### JOB
Show all lines from the listing below that contain "INDUSTRIAL".

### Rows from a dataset
---------------

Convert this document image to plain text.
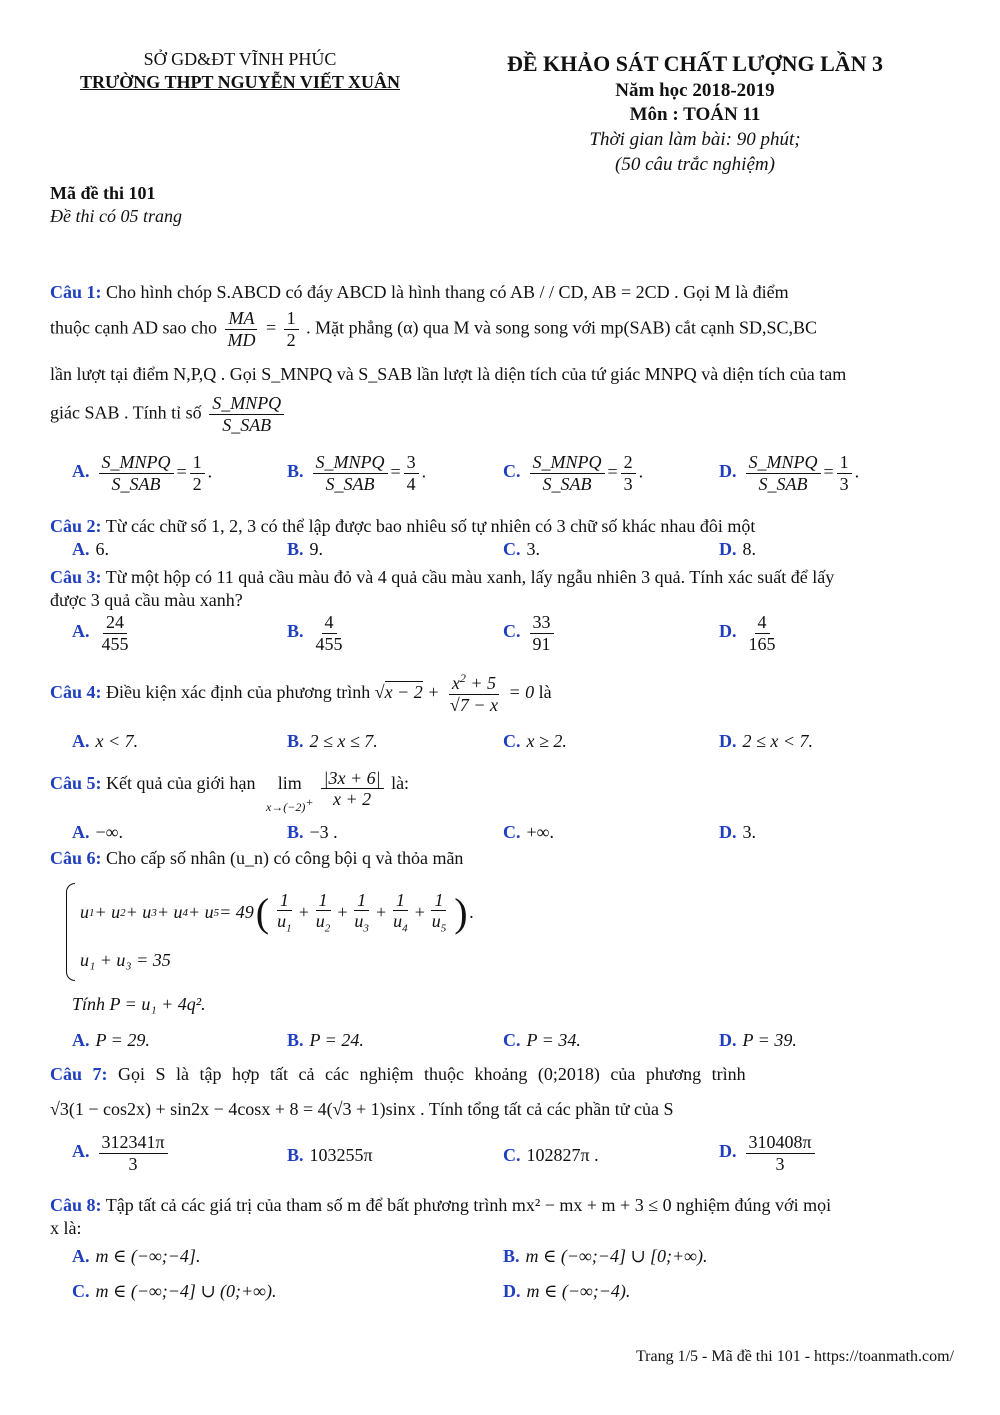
SỞ GD&ĐT VĨNH PHÚC
TRƯỜNG THPT NGUYỄN VIẾT XUÂN
ĐỀ KHẢO SÁT CHẤT LƯỢNG LẦN 3
Năm học 2018-2019
Môn : TOÁN 11
Thời gian làm bài: 90 phút;
(50 câu trắc nghiệm)
Mã đề thi 101
Đề thi có 05 trang
Câu 1: Cho hình chóp S.ABCD có đáy ABCD là hình thang có AB / / CD, AB = 2CD . Gọi M là điểm
thuộc cạnh AD sao cho $\frac{MA}{MD} = \frac{1}{2}$ . Mặt phẳng (α) qua M và song song với mp(SAB) cắt cạnh SD,SC,BC
lần lượt tại điểm N,P,Q . Gọi S_MNPQ và S_SAB lần lượt là diện tích của tứ giác MNPQ và diện tích của tam
giác SAB . Tính tỉ số $\frac{\text{S\_MNPQ}}{\text{S\_SAB}}$
A. $\frac{\text{S\_MNPQ}}{\text{S\_SAB}} = \frac{1}{2}$ .	B. $\frac{\text{S\_MNPQ}}{\text{S\_SAB}} = \frac{3}{4}$ .	C. $\frac{\text{S\_MNPQ}}{\text{S\_SAB}} = \frac{2}{3}$ .	D. $\frac{\text{S\_MNPQ}}{\text{S\_SAB}} = \frac{1}{3}$ .
Câu 2: Từ các chữ số 1, 2, 3 có thể lập được bao nhiêu số tự nhiên có 3 chữ số khác nhau đôi một
A. 6.	B. 9.	C. 3.	D. 8.
Câu 3: Từ một hộp có 11 quả cầu màu đỏ và 4 quả cầu màu xanh, lấy ngẫu nhiên 3 quả. Tính xác suất để lấy
được 3 quả cầu màu xanh?
A. $\frac{24}{455}$	B. $\frac{4}{455}$	C. $\frac{33}{91}$	D. $\frac{4}{165}$
Câu 4: Điều kiện xác định của phương trình $√x - 2 + \frac{x^2 + 5}{√7 - x} = 0$ là
A. x < 7.	B. 2 ≤ x ≤ 7.	C. x ≥ 2.	D. 2 ≤ x < 7.
Câu 5: Kết quả của giới hạn lim
$x\to(-2)^+ \frac{|3x + 6|}{x + 2}$ là:
A. −∞.	B. −3 .	C. +∞.	D. 3.
Câu 6: Cho cấp số nhân (u_n) có công bội q và thỏa mãn
u 1 + u 2 + u 3 + u 4 + u 5 = 49 ( $\frac{1}{u_1} + \frac{1}{u_2} + \frac{1}{u_3} + \frac{1}{u_4} + \frac{1}{u_5}$ ) .
u₁ + u₃ = 35
Tính P = u₁ + 4q².
A. P = 29.	B. P = 24.	C. P = 34.	D. P = 39.
Câu 7: Gọi S là tập hợp tất cả các nghiệm thuộc khoảng (0;2018) của phương trình
√3(1 − cos2x) + sin2x − 4cosx + 8 = 4(√3 + 1)sinx . Tính tổng tất cả các phần tử của S
A. $\frac{312341\pi}{3}$	B. 103255π	C. 102827π .	D. $\frac{310408\pi}{3}$
Câu 8: Tập tất cả các giá trị của tham số m để bất phương trình mx² − mx + m + 3 ≤ 0 nghiệm đúng với mọi
x là:
A. m ∈ (−∞;−4].	B. m ∈ (−∞;−4] ∪ [0;+∞).
C. m ∈ (−∞;−4] ∪ (0;+∞).	D. m ∈ (−∞;−4).
Trang 1/5 - Mã đề thi 101 - https://toanmath.com/
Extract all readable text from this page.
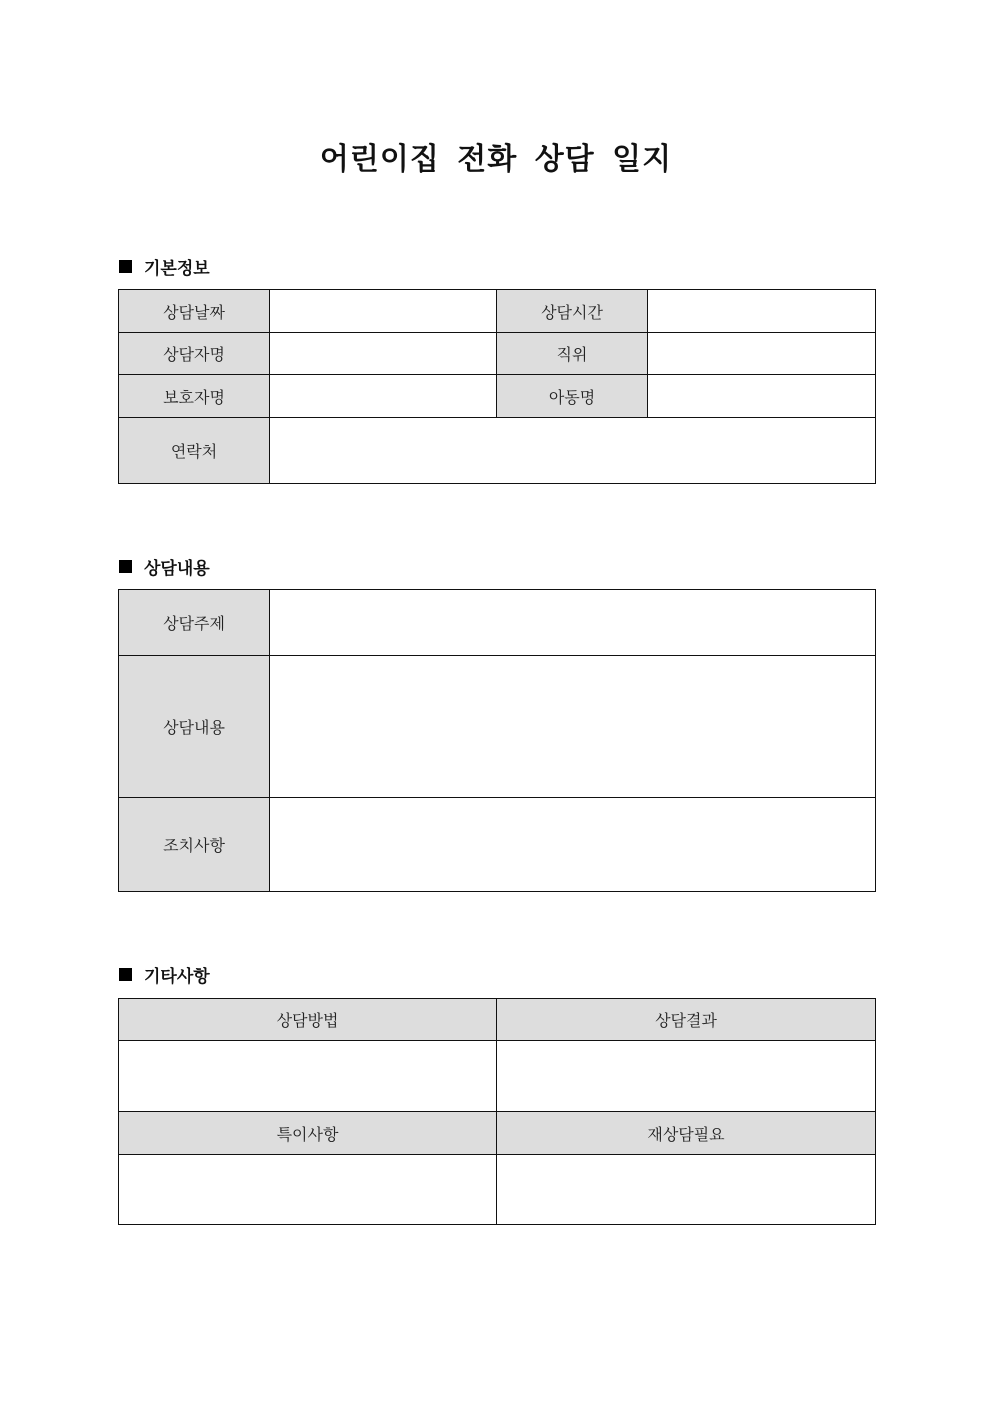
어린이집 전화 상담 일지
기본정보
상담날짜		상담시간	
상담자명		직위	
보호자명		아동명	
연락처			
상담내용
상담주제	
상담내용	
조치사항	
기타사항
상담방법	상담결과

특이사항	재상담필요
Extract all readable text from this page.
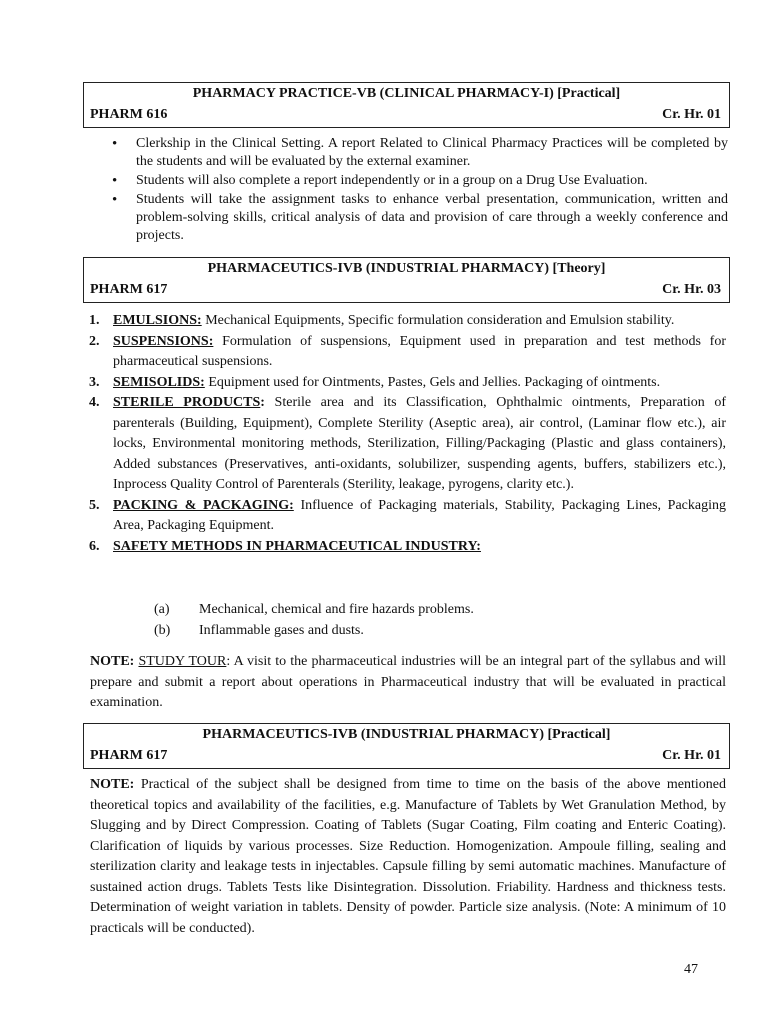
PHARMACY PRACTICE-VB (CLINICAL PHARMACY-I) [Practical]
PHARM 616	Cr. Hr. 01
• Clerkship in the Clinical Setting. A report Related to Clinical Pharmacy Practices will be completed by the students and will be evaluated by the external examiner.
• Students will also complete a report independently or in a group on a Drug Use Evaluation.
• Students will take the assignment tasks to enhance verbal presentation, communication, written and problem-solving skills, critical analysis of data and provision of care through a weekly conference and projects.
PHARMACEUTICS-IVB (INDUSTRIAL PHARMACY) [Theory]
PHARM 617	Cr. Hr. 03
1. EMULSIONS: Mechanical Equipments, Specific formulation consideration and Emulsion stability.
2. SUSPENSIONS: Formulation of suspensions, Equipment used in preparation and test methods for pharmaceutical suspensions.
3. SEMISOLIDS: Equipment used for Ointments, Pastes, Gels and Jellies. Packaging of ointments.
4. STERILE PRODUCTS: Sterile area and its Classification, Ophthalmic ointments, Preparation of parenterals (Building, Equipment), Complete Sterility (Aseptic area), air control, (Laminar flow etc.), air locks, Environmental monitoring methods, Sterilization, Filling/Packaging (Plastic and glass containers), Added substances (Preservatives, anti-oxidants, solubilizer, suspending agents, buffers, stabilizers etc.), Inprocess Quality Control of Parenterals (Sterility, leakage, pyrogens, clarity etc.).
5. PACKING & PACKAGING: Influence of Packaging materials, Stability, Packaging Lines, Packaging Area, Packaging Equipment.
6. SAFETY METHODS IN PHARMACEUTICAL INDUSTRY:
(a) Mechanical, chemical and fire hazards problems.
(b) Inflammable gases and dusts.

NOTE: STUDY TOUR: A visit to the pharmaceutical industries will be an integral part of the syllabus and will prepare and submit a report about operations in Pharmaceutical industry that will be evaluated in practical examination.

PHARMACEUTICS-IVB (INDUSTRIAL PHARMACY) [Practical]
PHARM 617	Cr. Hr. 01

NOTE: Practical of the subject shall be designed from time to time on the basis of the above mentioned theoretical topics and availability of the facilities, e.g. Manufacture of Tablets by Wet Granulation Method, by Slugging and by Direct Compression. Coating of Tablets (Sugar Coating, Film coating and Enteric Coating). Clarification of liquids by various processes. Size Reduction. Homogenization. Ampoule filling, sealing and sterilization clarity and leakage tests in injectables. Capsule filling by semi automatic machines. Manufacture of sustained action drugs. Tablets Tests like Disintegration. Dissolution. Friability. Hardness and thickness tests. Determination of weight variation in tablets. Density of powder. Particle size analysis. (Note: A minimum of 10 practicals will be conducted).

47
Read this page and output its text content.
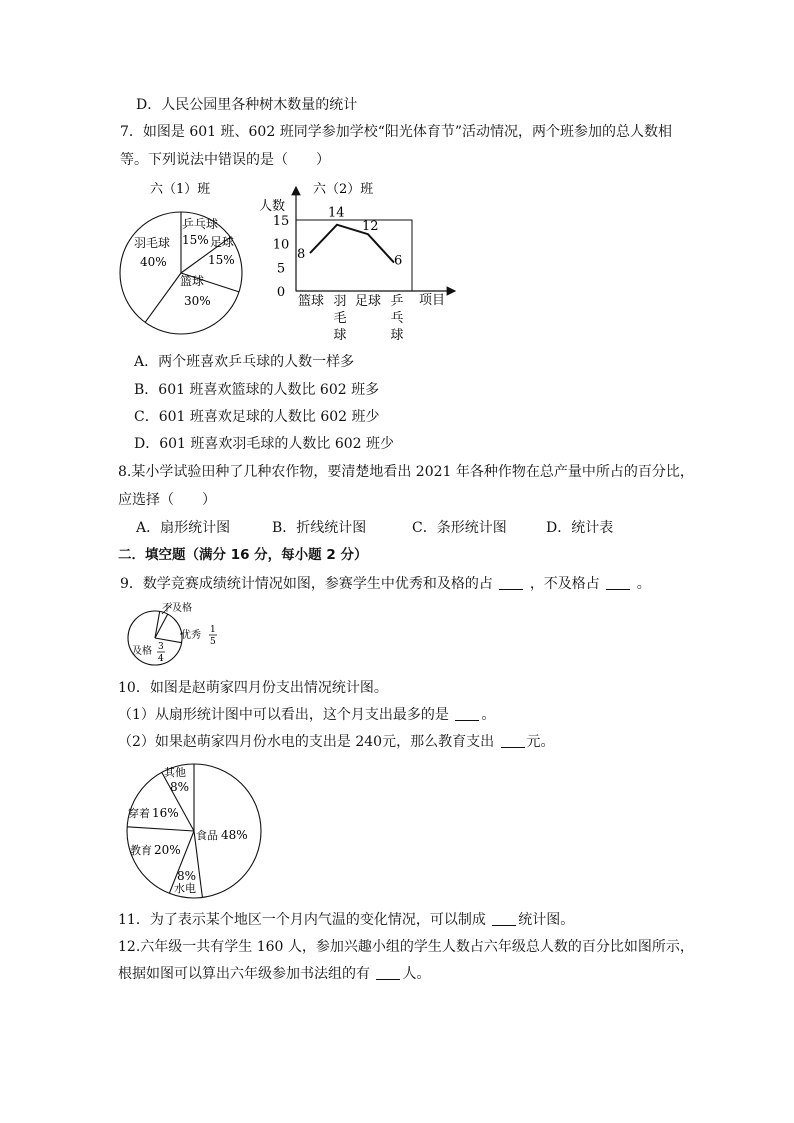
D．人民公园里各种树木数量的统计
7．如图是 601 班、602 班同学参加学校“阳光体育节”活动情况，两个班参加的总人数相
等。下列说法中错误的是（　　）
六（1）班
乒乓球
15% 足球
15%
篮球
30%
羽毛球
40%
六（2）班
人数
项目
0
5
10
15
篮球 羽毛球
足球 乒乓球
8
14
12
6
A．两个班喜欢乒乓球的人数一样多
B．601 班喜欢篮球的人数比 602 班多
C．601 班喜欢足球的人数比 602 班少
D．601 班喜欢羽毛球的人数比 602 班少
8.某小学试验田种了几种农作物，要清楚地看出 2021 年各种作物在总产量中所占的百分比，
应选择（　　）
A．扇形统计图	B．折线统计图	C．条形统计图	D．统计表
二．填空题（满分 16 分，每小题 2 分）
9．数学竞赛成绩统计情况如图，参赛学生中优秀和及格的占	，不及格占	。
不及格
优秀 1
5
及格 3
4
10．如图是赵萌家四月份支出情况统计图。
（1）从扇形统计图中可以看出，这个月支出最多的是 。
（2）如果赵萌家四月份水电的支出是 240元，那么教育支出 元。
食品 48%
8%
水电
教育 20%
穿着 16%
其他
8%
11．为了表示某个地区一个月内气温的变化情况，可以制成 统计图。
12.六年级一共有学生 160 人，参加兴趣小组的学生人数占六年级总人数的百分比如图所示，
根据如图可以算出六年级参加书法组的有 人。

---------------

### WORKED SOLUTION
PHARMACEUTICS-IVB (INDUSTRIAL PHARMACY) [Theory]
PHARMACEUTICS-IVB (INDUSTRIAL PHARMACY) [Practical]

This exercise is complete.